DIRECTIONS —
Reproduce the records from the line containing "Annotate this image: element" through the line containing "266, 126, 269]", changing every "reflector" to "seismic-reflector" and keeping everything else the same. Leave the picture out.

MATERIALS PROVIDED —
↓↓↓

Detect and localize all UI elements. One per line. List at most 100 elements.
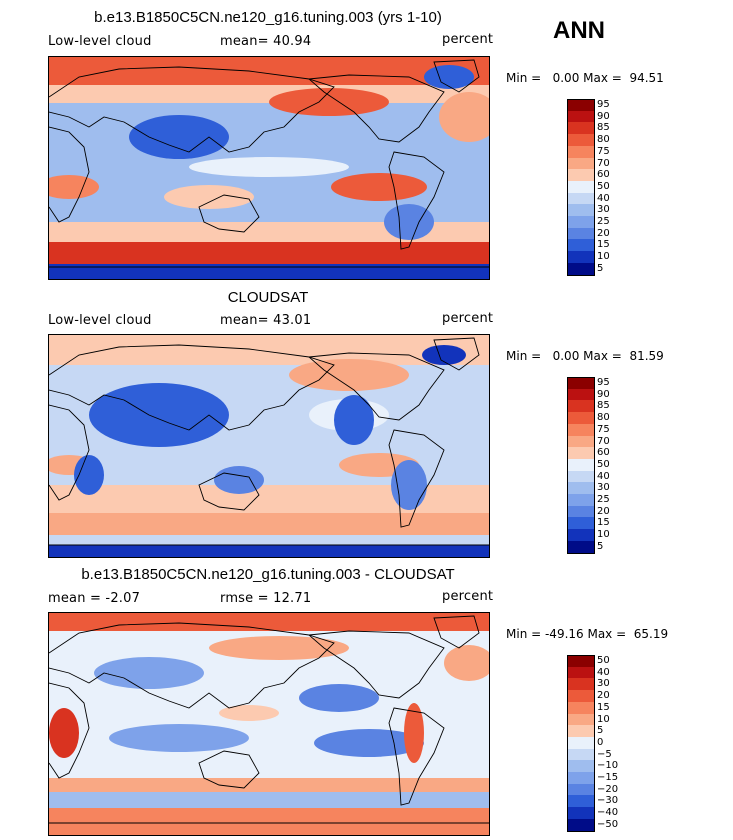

↑↑↑
↓↓↓

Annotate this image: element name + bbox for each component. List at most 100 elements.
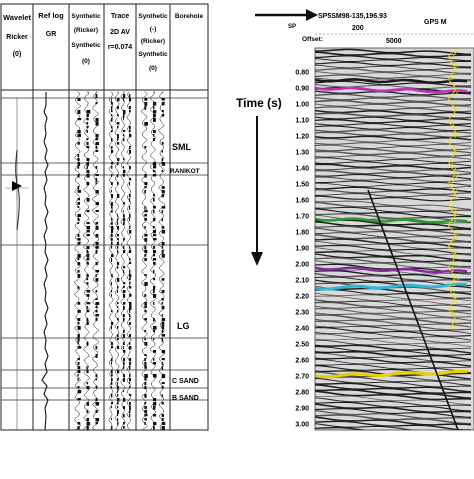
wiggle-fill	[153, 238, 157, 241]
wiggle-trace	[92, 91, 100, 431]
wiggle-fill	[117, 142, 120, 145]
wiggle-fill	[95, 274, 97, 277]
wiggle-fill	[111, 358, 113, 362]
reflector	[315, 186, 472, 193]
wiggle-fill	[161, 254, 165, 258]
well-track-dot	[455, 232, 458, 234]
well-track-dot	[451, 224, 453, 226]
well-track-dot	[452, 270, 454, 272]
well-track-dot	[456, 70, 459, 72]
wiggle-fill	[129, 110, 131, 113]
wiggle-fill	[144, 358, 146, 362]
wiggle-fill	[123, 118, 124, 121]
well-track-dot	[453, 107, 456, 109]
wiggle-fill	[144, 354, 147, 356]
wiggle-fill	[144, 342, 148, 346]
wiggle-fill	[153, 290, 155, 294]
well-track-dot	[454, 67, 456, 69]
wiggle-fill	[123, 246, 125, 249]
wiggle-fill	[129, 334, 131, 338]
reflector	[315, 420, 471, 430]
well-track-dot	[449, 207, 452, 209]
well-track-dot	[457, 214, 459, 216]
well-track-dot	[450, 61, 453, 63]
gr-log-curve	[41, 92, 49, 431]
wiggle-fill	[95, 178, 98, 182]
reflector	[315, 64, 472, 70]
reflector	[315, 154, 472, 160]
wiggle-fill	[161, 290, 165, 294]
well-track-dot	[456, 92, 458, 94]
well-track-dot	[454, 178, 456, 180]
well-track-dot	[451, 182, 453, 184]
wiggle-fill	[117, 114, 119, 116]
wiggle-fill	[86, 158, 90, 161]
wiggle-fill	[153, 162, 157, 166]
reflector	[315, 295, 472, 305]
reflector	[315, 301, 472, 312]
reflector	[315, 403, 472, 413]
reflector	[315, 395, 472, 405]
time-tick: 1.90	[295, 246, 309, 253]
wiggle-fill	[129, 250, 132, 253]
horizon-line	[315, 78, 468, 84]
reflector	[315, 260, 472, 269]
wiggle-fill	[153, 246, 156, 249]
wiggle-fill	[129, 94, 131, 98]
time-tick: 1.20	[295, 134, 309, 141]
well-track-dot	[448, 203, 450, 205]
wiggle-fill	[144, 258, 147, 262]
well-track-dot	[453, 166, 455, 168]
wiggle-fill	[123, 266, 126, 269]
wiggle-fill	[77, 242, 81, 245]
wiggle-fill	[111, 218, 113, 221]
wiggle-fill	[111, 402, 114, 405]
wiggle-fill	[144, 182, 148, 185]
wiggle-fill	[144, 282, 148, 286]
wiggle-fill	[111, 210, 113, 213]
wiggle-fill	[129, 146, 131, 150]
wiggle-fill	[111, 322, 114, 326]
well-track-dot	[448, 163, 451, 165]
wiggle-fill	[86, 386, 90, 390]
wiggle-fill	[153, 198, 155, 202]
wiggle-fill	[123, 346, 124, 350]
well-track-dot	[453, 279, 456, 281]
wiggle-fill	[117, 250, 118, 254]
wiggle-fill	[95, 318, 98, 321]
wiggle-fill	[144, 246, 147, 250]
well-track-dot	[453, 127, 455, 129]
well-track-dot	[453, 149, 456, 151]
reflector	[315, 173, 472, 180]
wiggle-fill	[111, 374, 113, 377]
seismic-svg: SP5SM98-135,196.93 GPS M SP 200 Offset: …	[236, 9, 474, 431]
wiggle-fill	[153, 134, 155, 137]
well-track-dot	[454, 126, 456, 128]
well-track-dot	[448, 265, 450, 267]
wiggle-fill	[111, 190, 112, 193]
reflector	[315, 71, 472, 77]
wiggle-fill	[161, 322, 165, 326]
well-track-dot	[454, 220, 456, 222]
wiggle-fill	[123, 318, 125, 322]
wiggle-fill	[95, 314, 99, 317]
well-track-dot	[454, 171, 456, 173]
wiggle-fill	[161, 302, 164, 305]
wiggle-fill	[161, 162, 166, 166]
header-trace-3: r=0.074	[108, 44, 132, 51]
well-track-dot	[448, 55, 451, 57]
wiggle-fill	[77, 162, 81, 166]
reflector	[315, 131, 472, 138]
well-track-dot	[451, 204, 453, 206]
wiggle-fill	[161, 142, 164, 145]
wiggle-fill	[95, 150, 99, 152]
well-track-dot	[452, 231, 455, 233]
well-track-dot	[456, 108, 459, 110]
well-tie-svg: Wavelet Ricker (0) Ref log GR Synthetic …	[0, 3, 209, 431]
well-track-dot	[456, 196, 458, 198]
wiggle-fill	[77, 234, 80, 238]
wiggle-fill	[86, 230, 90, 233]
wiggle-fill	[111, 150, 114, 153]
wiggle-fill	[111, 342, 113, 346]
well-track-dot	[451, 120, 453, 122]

↑↑↑

ANSWER FOR THIS EXERCISE —
Annotate this image: element name + bbox for each component. List at most 100 elements.
wiggle-fill	[153, 238, 157, 241]
wiggle-trace	[92, 91, 100, 431]
wiggle-fill	[117, 142, 120, 145]
wiggle-fill	[95, 274, 97, 277]
wiggle-fill	[111, 358, 113, 362]
seismic-reflector	[315, 186, 472, 193]
wiggle-fill	[161, 254, 165, 258]
well-track-dot	[455, 232, 458, 234]
well-track-dot	[451, 224, 453, 226]
well-track-dot	[452, 270, 454, 272]
well-track-dot	[456, 70, 459, 72]
wiggle-fill	[129, 110, 131, 113]
wiggle-fill	[144, 358, 146, 362]
wiggle-fill	[123, 118, 124, 121]
well-track-dot	[453, 107, 456, 109]
wiggle-fill	[144, 354, 147, 356]
wiggle-fill	[144, 342, 148, 346]
wiggle-fill	[153, 290, 155, 294]
well-track-dot	[454, 67, 456, 69]
wiggle-fill	[123, 246, 125, 249]
wiggle-fill	[129, 334, 131, 338]
seismic-reflector	[315, 420, 471, 430]
well-track-dot	[449, 207, 452, 209]
well-track-dot	[457, 214, 459, 216]
well-track-dot	[450, 61, 453, 63]
gr-log-curve	[41, 92, 49, 431]
wiggle-fill	[95, 178, 98, 182]
seismic-reflector	[315, 64, 472, 70]
seismic-reflector	[315, 154, 472, 160]
wiggle-fill	[161, 290, 165, 294]
well-track-dot	[456, 92, 458, 94]
well-track-dot	[454, 178, 456, 180]
well-track-dot	[451, 182, 453, 184]
wiggle-fill	[117, 114, 119, 116]
wiggle-fill	[86, 158, 90, 161]
wiggle-fill	[153, 162, 157, 166]
seismic-reflector	[315, 295, 472, 305]
seismic-reflector	[315, 301, 472, 312]
seismic-reflector	[315, 403, 472, 413]
seismic-reflector	[315, 395, 472, 405]
time-tick: 1.90	[295, 246, 309, 253]
wiggle-fill	[129, 250, 132, 253]
horizon-line	[315, 78, 468, 84]
seismic-reflector	[315, 260, 472, 269]
wiggle-fill	[153, 246, 156, 249]
wiggle-fill	[129, 94, 131, 98]
time-tick: 1.20	[295, 134, 309, 141]
well-track-dot	[448, 203, 450, 205]
wiggle-fill	[144, 258, 147, 262]
well-track-dot	[453, 166, 455, 168]
wiggle-fill	[123, 266, 126, 269]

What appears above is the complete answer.